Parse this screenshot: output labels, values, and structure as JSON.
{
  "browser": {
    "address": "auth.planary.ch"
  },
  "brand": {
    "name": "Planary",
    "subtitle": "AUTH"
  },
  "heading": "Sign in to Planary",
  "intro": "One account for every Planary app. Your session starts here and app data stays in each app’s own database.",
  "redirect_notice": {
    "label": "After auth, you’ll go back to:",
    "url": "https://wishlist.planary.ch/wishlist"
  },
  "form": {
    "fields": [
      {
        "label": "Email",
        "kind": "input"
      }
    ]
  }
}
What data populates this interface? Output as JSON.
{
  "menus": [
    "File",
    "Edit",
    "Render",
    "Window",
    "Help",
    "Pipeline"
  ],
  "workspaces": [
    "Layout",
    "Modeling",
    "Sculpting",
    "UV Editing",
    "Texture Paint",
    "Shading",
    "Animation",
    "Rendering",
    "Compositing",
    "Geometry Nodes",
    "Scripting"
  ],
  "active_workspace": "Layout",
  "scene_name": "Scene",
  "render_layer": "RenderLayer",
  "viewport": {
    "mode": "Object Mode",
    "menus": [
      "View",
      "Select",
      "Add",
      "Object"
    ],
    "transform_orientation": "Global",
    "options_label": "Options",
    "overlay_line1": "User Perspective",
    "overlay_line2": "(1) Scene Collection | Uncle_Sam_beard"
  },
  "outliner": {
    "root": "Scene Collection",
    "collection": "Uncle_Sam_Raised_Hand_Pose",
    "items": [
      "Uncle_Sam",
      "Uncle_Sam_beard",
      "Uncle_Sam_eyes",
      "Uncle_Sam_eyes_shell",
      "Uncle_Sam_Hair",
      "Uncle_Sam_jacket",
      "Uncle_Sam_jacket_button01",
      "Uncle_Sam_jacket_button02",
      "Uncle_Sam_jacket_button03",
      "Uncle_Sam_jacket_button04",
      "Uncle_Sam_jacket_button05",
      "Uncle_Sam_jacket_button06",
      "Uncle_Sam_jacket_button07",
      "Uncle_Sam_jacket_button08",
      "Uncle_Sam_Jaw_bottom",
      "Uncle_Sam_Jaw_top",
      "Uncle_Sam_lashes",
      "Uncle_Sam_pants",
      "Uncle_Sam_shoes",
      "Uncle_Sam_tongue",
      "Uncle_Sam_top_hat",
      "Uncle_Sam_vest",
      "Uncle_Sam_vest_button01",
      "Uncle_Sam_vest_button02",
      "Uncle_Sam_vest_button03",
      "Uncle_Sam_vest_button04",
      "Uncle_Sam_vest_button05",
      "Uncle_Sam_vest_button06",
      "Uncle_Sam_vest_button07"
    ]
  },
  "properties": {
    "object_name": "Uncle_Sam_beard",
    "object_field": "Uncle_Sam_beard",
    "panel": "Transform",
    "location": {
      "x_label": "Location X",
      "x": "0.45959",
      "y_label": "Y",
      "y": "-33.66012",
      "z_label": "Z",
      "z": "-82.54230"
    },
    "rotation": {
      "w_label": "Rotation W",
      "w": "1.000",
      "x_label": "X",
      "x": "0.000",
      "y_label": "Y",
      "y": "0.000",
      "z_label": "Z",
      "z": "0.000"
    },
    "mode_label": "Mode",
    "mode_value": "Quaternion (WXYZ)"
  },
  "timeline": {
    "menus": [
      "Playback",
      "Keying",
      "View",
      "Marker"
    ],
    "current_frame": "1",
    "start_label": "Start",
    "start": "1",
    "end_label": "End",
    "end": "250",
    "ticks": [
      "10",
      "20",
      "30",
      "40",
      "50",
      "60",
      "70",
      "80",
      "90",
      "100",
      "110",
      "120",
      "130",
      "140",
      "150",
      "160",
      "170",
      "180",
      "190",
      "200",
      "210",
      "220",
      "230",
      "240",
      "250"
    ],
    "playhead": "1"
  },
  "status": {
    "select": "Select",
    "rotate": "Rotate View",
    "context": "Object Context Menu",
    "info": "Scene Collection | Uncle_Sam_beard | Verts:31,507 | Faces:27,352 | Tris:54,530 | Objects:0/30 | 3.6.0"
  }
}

################

What the task requires: Each entry above is to be set down again in exactly the same words.

Written answer:
Parse this screenshot: output labels, values, and structure as JSON.
{
  "browser": {
    "address": "auth.planary.ch"
  },
  "brand": {
    "name": "Planary",
    "subtitle": "AUTH"
  },
  "heading": "Sign in to Planary",
  "intro": "One account for every Planary app. Your session starts here and app data stays in each app’s own database.",
  "redirect_notice": {
    "label": "After auth, you’ll go back to:",
    "url": "https://wishlist.planary.ch/wishlist"
  },
  "form": {
    "fields": [
      {
        "label": "Email",
        "kind": "input"
      }
    ]
  }
}
What data populates this interface? Output as JSON.
{
  "menus": [
    "File",
    "Edit",
    "Render",
    "Window",
    "Help",
    "Pipeline"
  ],
  "workspaces": [
    "Layout",
    "Modeling",
    "Sculpting",
    "UV Editing",
    "Texture Paint",
    "Shading",
    "Animation",
    "Rendering",
    "Compositing",
    "Geometry Nodes",
    "Scripting"
  ],
  "active_workspace": "Layout",
  "scene_name": "Scene",
  "render_layer": "RenderLayer",
  "viewport": {
    "mode": "Object Mode",
    "menus": [
      "View",
      "Select",
      "Add",
      "Object"
    ],
    "transform_orientation": "Global",
    "options_label": "Options",
    "overlay_line1": "User Perspective",
    "overlay_line2": "(1) Scene Collection | Uncle_Sam_beard"
  },
  "outliner": {
    "root": "Scene Collection",
    "collection": "Uncle_Sam_Raised_Hand_Pose",
    "items": [
      "Uncle_Sam",
      "Uncle_Sam_beard",
      "Uncle_Sam_eyes",
      "Uncle_Sam_eyes_shell",
      "Uncle_Sam_Hair",
      "Uncle_Sam_jacket",
      "Uncle_Sam_jacket_button01",
      "Uncle_Sam_jacket_button02",
      "Uncle_Sam_jacket_button03",
      "Uncle_Sam_jacket_button04",
      "Uncle_Sam_jacket_button05",
      "Uncle_Sam_jacket_button06",
      "Uncle_Sam_jacket_button07",
      "Uncle_Sam_jacket_button08",
      "Uncle_Sam_Jaw_bottom",
      "Uncle_Sam_Jaw_top",
      "Uncle_Sam_lashes",
      "Uncle_Sam_pants",
      "Uncle_Sam_shoes",
      "Uncle_Sam_tongue",
      "Uncle_Sam_top_hat",
      "Uncle_Sam_vest",
      "Uncle_Sam_vest_button01",
      "Uncle_Sam_vest_button02",
      "Uncle_Sam_vest_button03",
      "Uncle_Sam_vest_button04",
      "Uncle_Sam_vest_button05",
      "Uncle_Sam_vest_button06",
      "Uncle_Sam_vest_button07"
    ]
  },
  "properties": {
    "object_name": "Uncle_Sam_beard",
    "object_field": "Uncle_Sam_beard",
    "panel": "Transform",
    "location": {
      "x_label": "Location X",
      "x": "0.45959",
      "y_label": "Y",
      "y": "-33.66012",
      "z_label": "Z",
      "z": "-82.54230"
    },
    "rotation": {
      "w_label": "Rotation W",
      "w": "1.000",
      "x_label": "X",
      "x": "0.000",
      "y_label": "Y",
      "y": "0.000",
      "z_label": "Z",
      "z": "0.000"
    },
    "mode_label": "Mode",
    "mode_value": "Quaternion (WXYZ)"
  },
  "timeline": {
    "menus": [
      "Playback",
      "Keying",
      "View",
      "Marker"
    ],
    "current_frame": "1",
    "start_label": "Start",
    "start": "1",
    "end_label": "End",
    "end": "250",
    "ticks": [
      "10",
      "20",
      "30",
      "40",
      "50",
      "60",
      "70",
      "80",
      "90",
      "100",
      "110",
      "120",
      "130",
      "140",
      "150",
      "160",
      "170",
      "180",
      "190",
      "200",
      "210",
      "220",
      "230",
      "240",
      "250"
    ],
    "playhead": "1"
  },
  "status": {
    "select": "Select",
    "rotate": "Rotate View",
    "context": "Object Context Menu",
    "info": "Scene Collection | Uncle_Sam_beard | Verts:31,507 | Faces:27,352 | Tris:54,530 | Objects:0/30 | 3.6.0"
  }
}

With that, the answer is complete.